## What is required
Reproduce all of the lines below verbatim, leaving out the pictures.
^^^^^^^^^^^^^^^^
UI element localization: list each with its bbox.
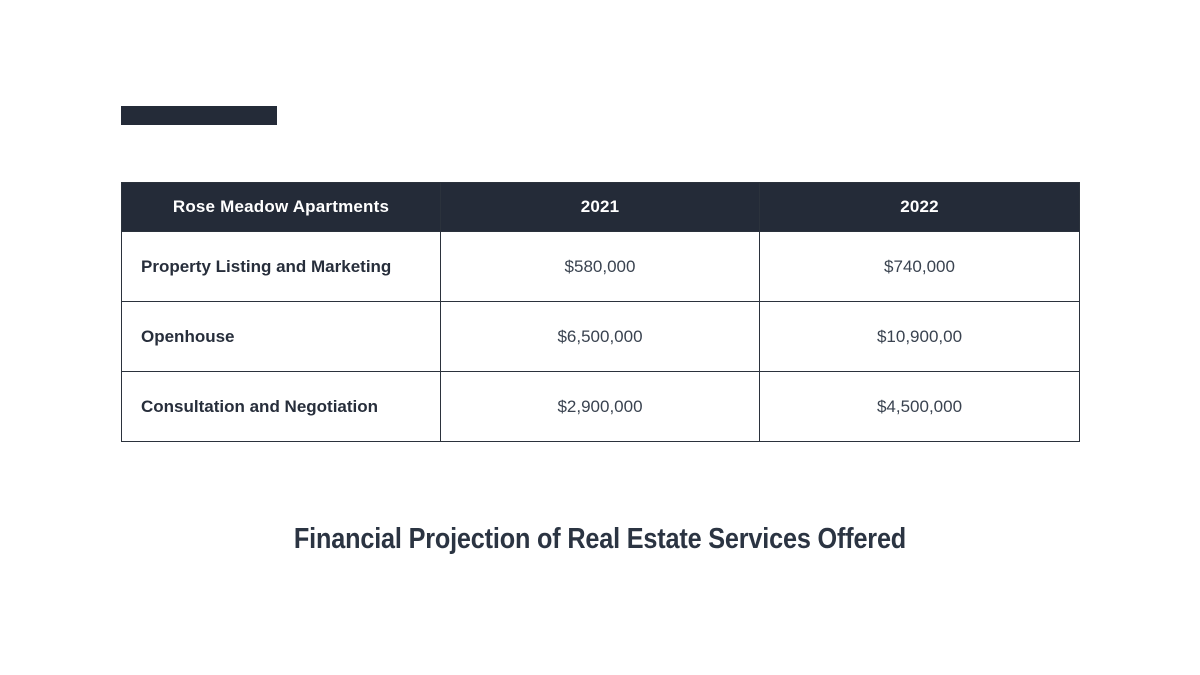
row-label-consultation: Consultation and Negotiation: [121, 371, 441, 442]
table-row: Openhouse $6,500,000 $10,900,00: [121, 301, 1080, 372]
header-cell-services: Rose Meadow Apartments: [121, 182, 441, 232]
row-label-openhouse: Openhouse: [121, 301, 441, 372]
header-cell-2022: 2022: [759, 182, 1080, 232]
table-row: Consultation and Negotiation $2,900,000 …: [121, 371, 1080, 442]
value-property-listing-2022: $740,000: [759, 231, 1080, 302]
value-consultation-2021: $2,900,000: [440, 371, 760, 442]
value-consultation-2022: $4,500,000: [759, 371, 1080, 442]
header-cell-2021: 2021: [440, 182, 760, 232]
decorative-accent-bar: [121, 106, 277, 125]
value-property-listing-2021: $580,000: [440, 231, 760, 302]
table-header-row: Rose Meadow Apartments 2021 2022: [121, 182, 1080, 232]
financial-projection-table: Rose Meadow Apartments 2021 2022 Propert…: [121, 182, 1080, 442]
value-openhouse-2022: $10,900,00: [759, 301, 1080, 372]
row-label-property-listing: Property Listing and Marketing: [121, 231, 441, 302]
page-title: Financial Projection of Real Estate Serv…: [293, 523, 907, 555]
value-openhouse-2021: $6,500,000: [440, 301, 760, 372]
table-row: Property Listing and Marketing $580,000 …: [121, 231, 1080, 302]
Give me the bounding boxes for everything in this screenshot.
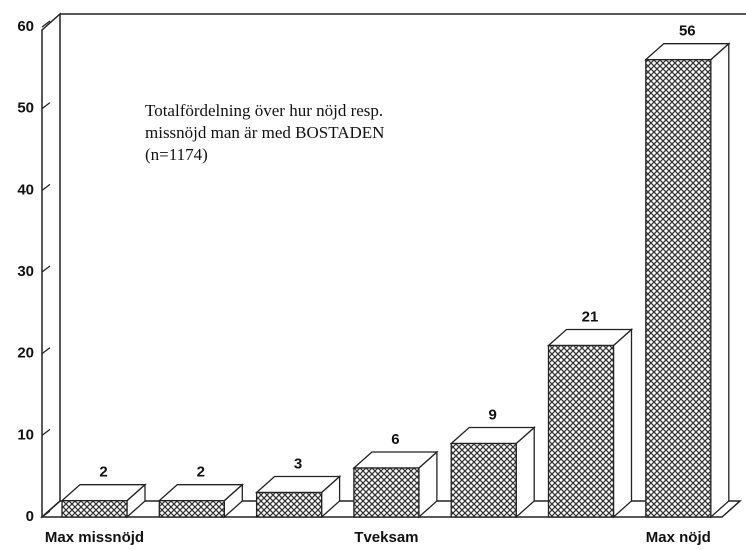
value-label: 3 <box>294 455 302 472</box>
bar <box>450 442 517 518</box>
y-tick-label: 60 <box>17 18 34 35</box>
annotation: missnöjd man är med BOSTADEN <box>145 123 384 142</box>
x-tick-label: Max nöjd <box>646 529 711 546</box>
y-tick-label: 10 <box>17 426 34 443</box>
bar <box>547 344 615 518</box>
y-tick-label: 30 <box>17 263 34 280</box>
value-label: 2 <box>197 464 205 481</box>
annotation: (n=1174) <box>145 145 208 164</box>
value-label: 9 <box>489 406 497 423</box>
bar <box>255 491 323 518</box>
value-label: 56 <box>679 23 696 40</box>
tick-mark <box>41 428 51 436</box>
x-tick-label: Max missnöjd <box>45 529 144 546</box>
y-tick-label: 40 <box>17 181 34 198</box>
tick-mark <box>41 347 51 355</box>
bar <box>61 500 128 518</box>
bar-side <box>612 328 633 519</box>
bar-side <box>710 42 730 519</box>
tick-mark <box>41 20 51 28</box>
bar <box>645 59 712 518</box>
y-tick-label: 0 <box>26 508 34 525</box>
annotation: Totalfördelning över hur nöjd resp. <box>145 101 383 120</box>
bar <box>353 467 420 518</box>
tick-mark <box>41 102 51 110</box>
tick-mark <box>41 183 51 191</box>
value-label: 2 <box>99 464 107 481</box>
y-tick-label: 50 <box>17 100 34 117</box>
side-wall <box>41 12 61 519</box>
value-label: 21 <box>582 308 599 325</box>
y-tick-label: 20 <box>17 345 34 362</box>
value-label: 6 <box>391 431 399 448</box>
tick-mark <box>41 265 51 273</box>
tick-mark <box>41 510 51 518</box>
bar <box>158 500 225 518</box>
x-tick-label: Tveksam <box>354 529 418 546</box>
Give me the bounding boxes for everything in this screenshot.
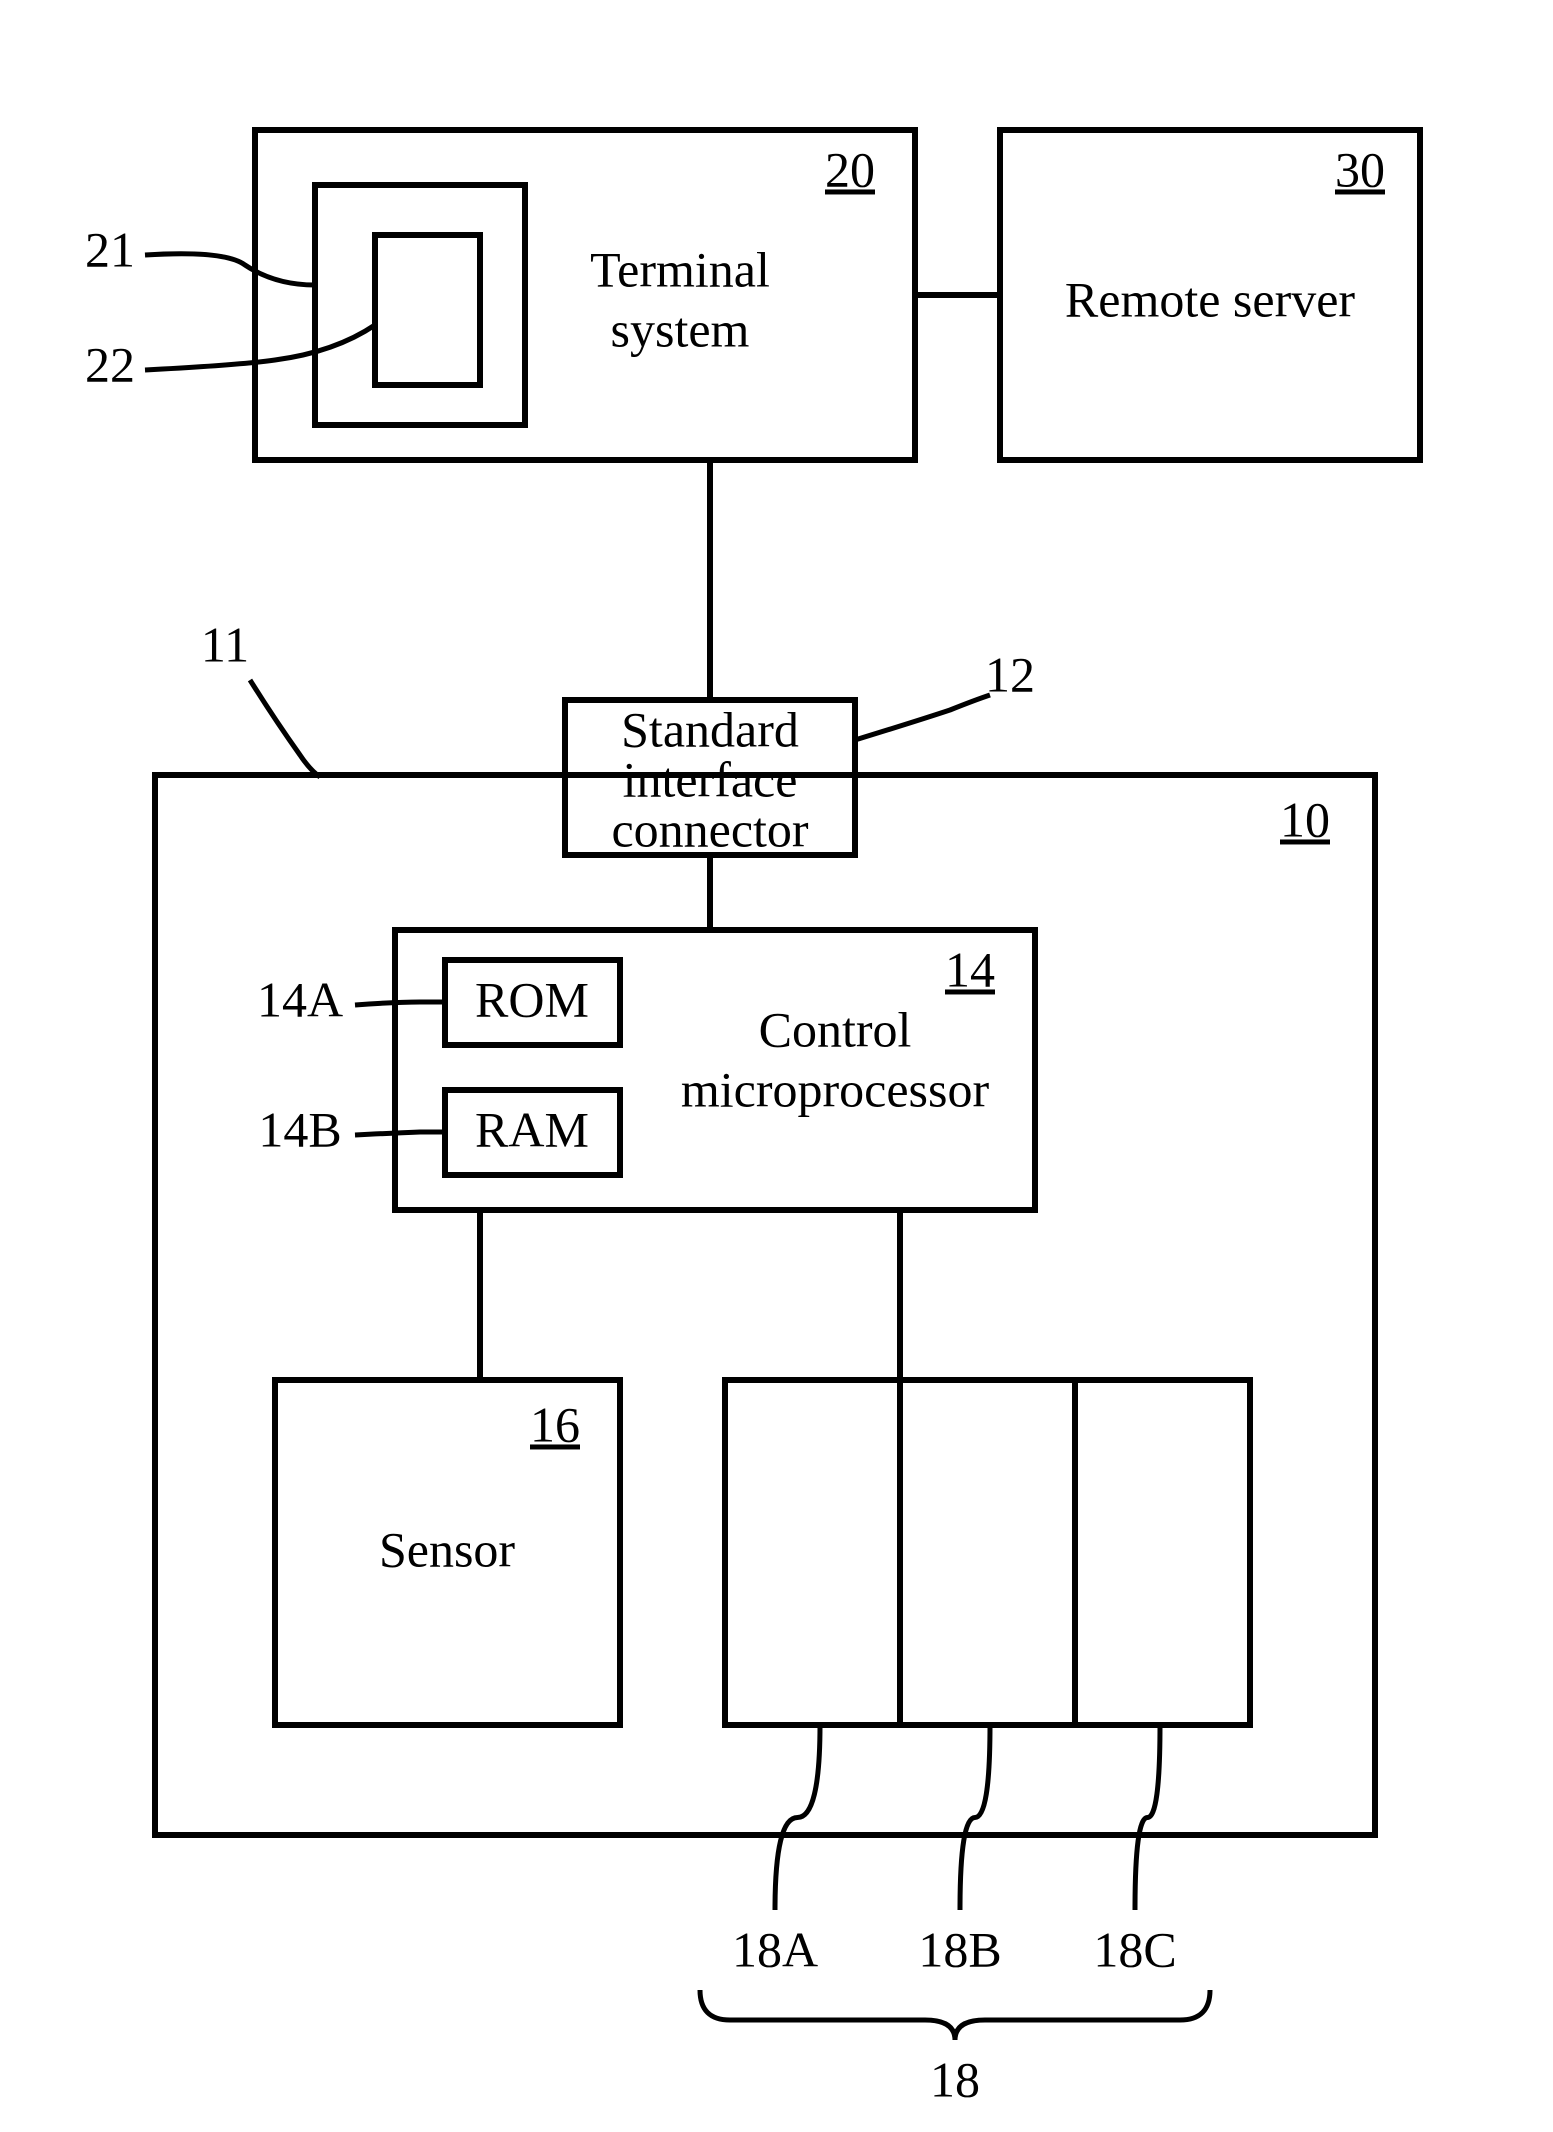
rom-label-0: ROM bbox=[475, 971, 589, 1027]
connector-label-0: Standard bbox=[621, 701, 799, 757]
slot-leader-1 bbox=[960, 1725, 990, 1910]
device-box bbox=[155, 775, 1375, 1835]
terminal-box bbox=[255, 130, 915, 460]
leader-label-2: 11 bbox=[201, 616, 249, 672]
leader-label-1: 22 bbox=[85, 336, 135, 392]
terminal-label-0: Terminal bbox=[590, 241, 770, 297]
leader-label-0: 21 bbox=[85, 221, 135, 277]
leader-4 bbox=[355, 1002, 445, 1005]
connector-label-2: connector bbox=[611, 801, 808, 857]
device-id: 10 bbox=[1280, 791, 1330, 847]
leader-label-3: 12 bbox=[985, 646, 1035, 702]
remote-label-0: Remote server bbox=[1065, 271, 1356, 327]
leader-1 bbox=[145, 325, 375, 370]
micro-id: 14 bbox=[945, 941, 995, 997]
terminal-label-1: system bbox=[611, 301, 750, 357]
micro-label-0: Control bbox=[759, 1001, 912, 1057]
inner1-box bbox=[315, 185, 525, 425]
leader-label-5: 14B bbox=[258, 1101, 341, 1157]
leader-0 bbox=[145, 254, 315, 285]
leader-5 bbox=[355, 1132, 445, 1135]
leader-3 bbox=[855, 695, 990, 740]
leader-label-4: 14A bbox=[257, 971, 343, 1027]
inner2-box bbox=[375, 235, 480, 385]
leader-2 bbox=[250, 680, 320, 777]
slots-box bbox=[725, 1380, 1250, 1725]
brace-label: 18 bbox=[930, 2051, 980, 2107]
slot-label-2: 18C bbox=[1093, 1921, 1176, 1977]
micro-label-1: microprocessor bbox=[681, 1061, 990, 1117]
slot-leader-0 bbox=[775, 1725, 820, 1910]
slot-leader-2 bbox=[1135, 1725, 1160, 1910]
slot-label-1: 18B bbox=[918, 1921, 1001, 1977]
terminal-id: 20 bbox=[825, 141, 875, 197]
connector-label-1: interface bbox=[623, 751, 798, 807]
ram-label-0: RAM bbox=[475, 1101, 589, 1157]
slot-label-0: 18A bbox=[732, 1921, 818, 1977]
brace bbox=[700, 1990, 1210, 2040]
remote-id: 30 bbox=[1335, 141, 1385, 197]
sensor-label-0: Sensor bbox=[379, 1521, 515, 1577]
sensor-id: 16 bbox=[530, 1396, 580, 1452]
^^^^^^^^^^^^^^^^
## Task answer
UI element localization: list each with its bbox.
row-label-consultation: Consultation and Negotiation: [121, 371, 441, 442]
table-row: Openhouse $6,500,000 $10,900,00: [121, 301, 1080, 372]
header-cell-services: Rose Meadow Apartments: [121, 182, 441, 232]
row-label-openhouse: Openhouse: [121, 301, 441, 372]
header-cell-2022: 2022: [759, 182, 1080, 232]
table-row: Consultation and Negotiation $2,900,000 …: [121, 371, 1080, 442]
value-property-listing-2022: $740,000: [759, 231, 1080, 302]
value-consultation-2021: $2,900,000: [440, 371, 760, 442]
value-consultation-2022: $4,500,000: [759, 371, 1080, 442]
header-cell-2021: 2021: [440, 182, 760, 232]
decorative-accent-bar: [121, 106, 277, 125]
value-property-listing-2021: $580,000: [440, 231, 760, 302]
table-header-row: Rose Meadow Apartments 2021 2022: [121, 182, 1080, 232]
financial-projection-table: Rose Meadow Apartments 2021 2022 Propert…: [121, 182, 1080, 442]
value-openhouse-2022: $10,900,00: [759, 301, 1080, 372]
row-label-property-listing: Property Listing and Marketing: [121, 231, 441, 302]
page-title: Financial Projection of Real Estate Serv…: [293, 523, 907, 555]
value-openhouse-2021: $6,500,000: [440, 301, 760, 372]
table-row: Property Listing and Marketing $580,000 …: [121, 231, 1080, 302]
Give me the bounding boxes for everything in this screenshot.
value-label: 3 <box>294 455 302 472</box>
bar <box>450 442 517 518</box>
y-tick-label: 60 <box>17 18 34 35</box>
annotation: missnöjd man är med BOSTADEN <box>145 123 384 142</box>
x-tick-label: Max nöjd <box>646 529 711 546</box>
y-tick-label: 10 <box>17 426 34 443</box>
bar <box>547 344 615 518</box>
y-tick-label: 30 <box>17 263 34 280</box>
value-label: 2 <box>197 464 205 481</box>
annotation: (n=1174) <box>145 145 208 164</box>
value-label: 9 <box>489 406 497 423</box>
bar <box>255 491 323 518</box>
value-label: 56 <box>679 23 696 40</box>
tick-mark <box>41 428 51 436</box>
x-tick-label: Max missnöjd <box>45 529 144 546</box>
y-tick-label: 40 <box>17 181 34 198</box>
tick-mark <box>41 347 51 355</box>
bar <box>61 500 128 518</box>
bar-side <box>612 328 633 519</box>
bar-side <box>710 42 730 519</box>
tick-mark <box>41 20 51 28</box>
bar <box>645 59 712 518</box>
y-tick-label: 0 <box>26 508 34 525</box>
annotation: Totalfördelning över hur nöjd resp. <box>145 101 383 120</box>
bar <box>353 467 420 518</box>
tick-mark <box>41 102 51 110</box>
tick-mark <box>41 183 51 191</box>
value-label: 2 <box>99 464 107 481</box>
y-tick-label: 50 <box>17 100 34 117</box>
side-wall <box>41 12 61 519</box>
value-label: 21 <box>582 308 599 325</box>
y-tick-label: 20 <box>17 345 34 362</box>
value-label: 6 <box>391 431 399 448</box>
tick-mark <box>41 265 51 273</box>
tick-mark <box>41 510 51 518</box>
bar <box>158 500 225 518</box>
x-tick-label: Tveksam <box>354 529 418 546</box>
Give me the bounding boxes for everything in this screenshot.
rom-label-0: ROM bbox=[475, 971, 589, 1027]
connector-label-0: Standard bbox=[621, 701, 799, 757]
slot-leader-1 bbox=[960, 1725, 990, 1910]
device-box bbox=[155, 775, 1375, 1835]
terminal-box bbox=[255, 130, 915, 460]
leader-label-2: 11 bbox=[201, 616, 249, 672]
leader-label-1: 22 bbox=[85, 336, 135, 392]
terminal-label-0: Terminal bbox=[590, 241, 770, 297]
leader-label-0: 21 bbox=[85, 221, 135, 277]
leader-4 bbox=[355, 1002, 445, 1005]
connector-label-2: connector bbox=[611, 801, 808, 857]
device-id: 10 bbox=[1280, 791, 1330, 847]
leader-label-3: 12 bbox=[985, 646, 1035, 702]
remote-label-0: Remote server bbox=[1065, 271, 1356, 327]
leader-1 bbox=[145, 325, 375, 370]
micro-id: 14 bbox=[945, 941, 995, 997]
terminal-label-1: system bbox=[611, 301, 750, 357]
micro-label-0: Control bbox=[759, 1001, 912, 1057]
inner1-box bbox=[315, 185, 525, 425]
leader-label-5: 14B bbox=[258, 1101, 341, 1157]
leader-0 bbox=[145, 254, 315, 285]
leader-5 bbox=[355, 1132, 445, 1135]
leader-3 bbox=[855, 695, 990, 740]
leader-label-4: 14A bbox=[257, 971, 343, 1027]
inner2-box bbox=[375, 235, 480, 385]
leader-2 bbox=[250, 680, 320, 777]
slots-box bbox=[725, 1380, 1250, 1725]
brace-label: 18 bbox=[930, 2051, 980, 2107]
slot-label-2: 18C bbox=[1093, 1921, 1176, 1977]
micro-label-1: microprocessor bbox=[681, 1061, 990, 1117]
slot-leader-0 bbox=[775, 1725, 820, 1910]
slot-leader-2 bbox=[1135, 1725, 1160, 1910]
slot-label-1: 18B bbox=[918, 1921, 1001, 1977]
terminal-id: 20 bbox=[825, 141, 875, 197]
connector-label-1: interface bbox=[623, 751, 798, 807]
ram-label-0: RAM bbox=[475, 1101, 589, 1157]
slot-label-0: 18A bbox=[732, 1921, 818, 1977]
brace bbox=[700, 1990, 1210, 2040]
remote-id: 30 bbox=[1335, 141, 1385, 197]
sensor-label-0: Sensor bbox=[379, 1521, 515, 1577]
sensor-id: 16 bbox=[530, 1396, 580, 1452]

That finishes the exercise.